Reproduce each of the lines word for word.

+++ INFORMATION PROVIDED

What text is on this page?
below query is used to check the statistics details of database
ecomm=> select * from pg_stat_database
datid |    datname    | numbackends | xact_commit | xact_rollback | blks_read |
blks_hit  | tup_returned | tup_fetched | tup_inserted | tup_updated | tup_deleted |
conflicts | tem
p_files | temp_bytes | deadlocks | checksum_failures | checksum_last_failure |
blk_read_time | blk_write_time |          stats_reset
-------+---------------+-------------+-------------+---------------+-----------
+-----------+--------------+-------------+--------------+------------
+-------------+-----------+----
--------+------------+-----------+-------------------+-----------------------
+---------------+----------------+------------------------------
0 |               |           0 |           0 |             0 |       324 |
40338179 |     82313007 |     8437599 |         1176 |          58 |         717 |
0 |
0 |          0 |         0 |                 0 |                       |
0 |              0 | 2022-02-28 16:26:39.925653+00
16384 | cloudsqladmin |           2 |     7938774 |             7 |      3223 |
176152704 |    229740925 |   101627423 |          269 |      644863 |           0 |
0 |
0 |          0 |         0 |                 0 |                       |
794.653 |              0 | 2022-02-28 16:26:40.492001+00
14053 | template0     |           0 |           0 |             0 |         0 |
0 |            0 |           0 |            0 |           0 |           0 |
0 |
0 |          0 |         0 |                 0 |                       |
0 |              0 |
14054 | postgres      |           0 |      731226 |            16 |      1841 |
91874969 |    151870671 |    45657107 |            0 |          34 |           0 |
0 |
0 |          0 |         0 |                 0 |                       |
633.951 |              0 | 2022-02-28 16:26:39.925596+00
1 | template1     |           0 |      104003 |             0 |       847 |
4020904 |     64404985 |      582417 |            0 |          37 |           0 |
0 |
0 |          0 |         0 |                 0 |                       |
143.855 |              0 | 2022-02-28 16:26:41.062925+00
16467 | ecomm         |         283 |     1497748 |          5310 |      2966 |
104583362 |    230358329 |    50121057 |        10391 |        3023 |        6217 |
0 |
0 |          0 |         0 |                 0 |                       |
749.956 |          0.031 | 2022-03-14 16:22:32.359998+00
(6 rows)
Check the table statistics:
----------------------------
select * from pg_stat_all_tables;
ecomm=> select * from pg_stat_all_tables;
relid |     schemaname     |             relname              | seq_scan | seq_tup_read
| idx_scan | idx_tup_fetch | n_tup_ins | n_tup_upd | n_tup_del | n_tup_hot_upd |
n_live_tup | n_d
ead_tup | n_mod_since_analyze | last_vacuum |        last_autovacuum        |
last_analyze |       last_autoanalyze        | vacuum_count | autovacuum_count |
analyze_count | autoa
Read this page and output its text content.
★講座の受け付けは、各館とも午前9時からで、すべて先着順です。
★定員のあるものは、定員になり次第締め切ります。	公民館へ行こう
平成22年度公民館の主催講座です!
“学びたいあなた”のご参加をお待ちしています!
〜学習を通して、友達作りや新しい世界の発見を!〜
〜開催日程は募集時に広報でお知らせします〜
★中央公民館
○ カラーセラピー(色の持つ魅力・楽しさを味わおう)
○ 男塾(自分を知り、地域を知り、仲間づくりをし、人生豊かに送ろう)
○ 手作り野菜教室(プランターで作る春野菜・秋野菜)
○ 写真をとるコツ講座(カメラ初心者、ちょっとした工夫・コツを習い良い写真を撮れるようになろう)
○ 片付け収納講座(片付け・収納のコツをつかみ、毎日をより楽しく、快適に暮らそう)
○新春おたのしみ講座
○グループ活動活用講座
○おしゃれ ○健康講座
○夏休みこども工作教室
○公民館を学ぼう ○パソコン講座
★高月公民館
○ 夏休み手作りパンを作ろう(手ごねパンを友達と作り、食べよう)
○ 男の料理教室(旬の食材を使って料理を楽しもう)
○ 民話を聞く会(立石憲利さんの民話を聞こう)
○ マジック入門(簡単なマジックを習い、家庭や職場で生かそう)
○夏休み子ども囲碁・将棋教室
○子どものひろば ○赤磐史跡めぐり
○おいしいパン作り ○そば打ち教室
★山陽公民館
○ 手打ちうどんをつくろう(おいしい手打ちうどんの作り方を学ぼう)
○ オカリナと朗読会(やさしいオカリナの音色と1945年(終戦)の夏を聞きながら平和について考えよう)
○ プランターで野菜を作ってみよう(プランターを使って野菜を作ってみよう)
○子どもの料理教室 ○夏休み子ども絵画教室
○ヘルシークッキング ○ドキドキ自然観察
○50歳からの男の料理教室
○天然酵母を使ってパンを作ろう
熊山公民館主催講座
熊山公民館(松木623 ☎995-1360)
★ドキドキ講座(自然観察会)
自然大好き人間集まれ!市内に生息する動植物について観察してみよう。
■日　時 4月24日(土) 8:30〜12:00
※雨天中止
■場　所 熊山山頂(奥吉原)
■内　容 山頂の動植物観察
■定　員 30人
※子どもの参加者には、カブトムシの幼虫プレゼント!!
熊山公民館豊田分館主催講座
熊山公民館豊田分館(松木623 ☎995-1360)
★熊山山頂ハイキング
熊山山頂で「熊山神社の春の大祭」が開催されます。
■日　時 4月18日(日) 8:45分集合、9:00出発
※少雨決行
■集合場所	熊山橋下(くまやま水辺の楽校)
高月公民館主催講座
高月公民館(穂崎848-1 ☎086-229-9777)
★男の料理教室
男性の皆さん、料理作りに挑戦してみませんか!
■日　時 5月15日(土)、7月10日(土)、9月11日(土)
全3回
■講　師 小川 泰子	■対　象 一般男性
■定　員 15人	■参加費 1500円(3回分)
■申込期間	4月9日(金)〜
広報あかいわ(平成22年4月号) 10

++++++

▶ _EXERCISE RESULT_:
What text is on this page?
below query is used to check the statistics details of database
ecomm=> select * from pg_stat_database
datid |    datname    | numbackends | xact_commit | xact_rollback | blks_read |
blks_hit  | tup_returned | tup_fetched | tup_inserted | tup_updated | tup_deleted |
conflicts | tem
p_files | temp_bytes | deadlocks | checksum_failures | checksum_last_failure |
blk_read_time | blk_write_time |          stats_reset
-------+---------------+-------------+-------------+---------------+-----------
+-----------+--------------+-------------+--------------+------------
+-------------+-----------+----
--------+------------+-----------+-------------------+-----------------------
+---------------+----------------+------------------------------
0 |               |           0 |           0 |             0 |       324 |
40338179 |     82313007 |     8437599 |         1176 |          58 |         717 |
0 |
0 |          0 |         0 |                 0 |                       |
0 |              0 | 2022-02-28 16:26:39.925653+00
16384 | cloudsqladmin |           2 |     7938774 |             7 |      3223 |
176152704 |    229740925 |   101627423 |          269 |      644863 |           0 |
0 |
0 |          0 |         0 |                 0 |                       |
794.653 |              0 | 2022-02-28 16:26:40.492001+00
14053 | template0     |           0 |           0 |             0 |         0 |
0 |            0 |           0 |            0 |           0 |           0 |
0 |
0 |          0 |         0 |                 0 |                       |
0 |              0 |
14054 | postgres      |           0 |      731226 |            16 |      1841 |
91874969 |    151870671 |    45657107 |            0 |          34 |           0 |
0 |
0 |          0 |         0 |                 0 |                       |
633.951 |              0 | 2022-02-28 16:26:39.925596+00
1 | template1     |           0 |      104003 |             0 |       847 |
4020904 |     64404985 |      582417 |            0 |          37 |           0 |
0 |
0 |          0 |         0 |                 0 |                       |
143.855 |              0 | 2022-02-28 16:26:41.062925+00
16467 | ecomm         |         283 |     1497748 |          5310 |      2966 |
104583362 |    230358329 |    50121057 |        10391 |        3023 |        6217 |
0 |
0 |          0 |         0 |                 0 |                       |
749.956 |          0.031 | 2022-03-14 16:22:32.359998+00
(6 rows)
Check the table statistics:
----------------------------
select * from pg_stat_all_tables;
ecomm=> select * from pg_stat_all_tables;
relid |     schemaname     |             relname              | seq_scan | seq_tup_read
| idx_scan | idx_tup_fetch | n_tup_ins | n_tup_upd | n_tup_del | n_tup_hot_upd |
n_live_tup | n_d
ead_tup | n_mod_since_analyze | last_vacuum |        last_autovacuum        |
last_analyze |       last_autoanalyze        | vacuum_count | autovacuum_count |
analyze_count | autoa
Read this page and output its text content.
★講座の受け付けは、各館とも午前9時からで、すべて先着順です。
★定員のあるものは、定員になり次第締め切ります。	公民館へ行こう
平成22年度公民館の主催講座です!
“学びたいあなた”のご参加をお待ちしています!
〜学習を通して、友達作りや新しい世界の発見を!〜
〜開催日程は募集時に広報でお知らせします〜
★中央公民館
○ カラーセラピー(色の持つ魅力・楽しさを味わおう)
○ 男塾(自分を知り、地域を知り、仲間づくりをし、人生豊かに送ろう)
○ 手作り野菜教室(プランターで作る春野菜・秋野菜)
○ 写真をとるコツ講座(カメラ初心者、ちょっとした工夫・コツを習い良い写真を撮れるようになろう)
○ 片付け収納講座(片付け・収納のコツをつかみ、毎日をより楽しく、快適に暮らそう)
○新春おたのしみ講座
○グループ活動活用講座
○おしゃれ ○健康講座
○夏休みこども工作教室
○公民館を学ぼう ○パソコン講座
★高月公民館
○ 夏休み手作りパンを作ろう(手ごねパンを友達と作り、食べよう)
○ 男の料理教室(旬の食材を使って料理を楽しもう)
○ 民話を聞く会(立石憲利さんの民話を聞こう)
○ マジック入門(簡単なマジックを習い、家庭や職場で生かそう)
○夏休み子ども囲碁・将棋教室
○子どものひろば ○赤磐史跡めぐり
○おいしいパン作り ○そば打ち教室
★山陽公民館
○ 手打ちうどんをつくろう(おいしい手打ちうどんの作り方を学ぼう)
○ オカリナと朗読会(やさしいオカリナの音色と1945年(終戦)の夏を聞きながら平和について考えよう)
○ プランターで野菜を作ってみよう(プランターを使って野菜を作ってみよう)
○子どもの料理教室 ○夏休み子ども絵画教室
○ヘルシークッキング ○ドキドキ自然観察
○50歳からの男の料理教室
○天然酵母を使ってパンを作ろう
熊山公民館主催講座
熊山公民館(松木623 ☎995-1360)
★ドキドキ講座(自然観察会)
自然大好き人間集まれ!市内に生息する動植物について観察してみよう。
■日　時 4月24日(土) 8:30〜12:00
※雨天中止
■場　所 熊山山頂(奥吉原)
■内　容 山頂の動植物観察
■定　員 30人
※子どもの参加者には、カブトムシの幼虫プレゼント!!
熊山公民館豊田分館主催講座
熊山公民館豊田分館(松木623 ☎995-1360)
★熊山山頂ハイキング
熊山山頂で「熊山神社の春の大祭」が開催されます。
■日　時 4月18日(日) 8:45分集合、9:00出発
※少雨決行
■集合場所	熊山橋下(くまやま水辺の楽校)
高月公民館主催講座
高月公民館(穂崎848-1 ☎086-229-9777)
★男の料理教室
男性の皆さん、料理作りに挑戦してみませんか!
■日　時 5月15日(土)、7月10日(土)、9月11日(土)
全3回
■講　師 小川 泰子	■対　象 一般男性
■定　員 15人	■参加費 1500円(3回分)
■申込期間	4月9日(金)〜
広報あかいわ(平成22年4月号) 10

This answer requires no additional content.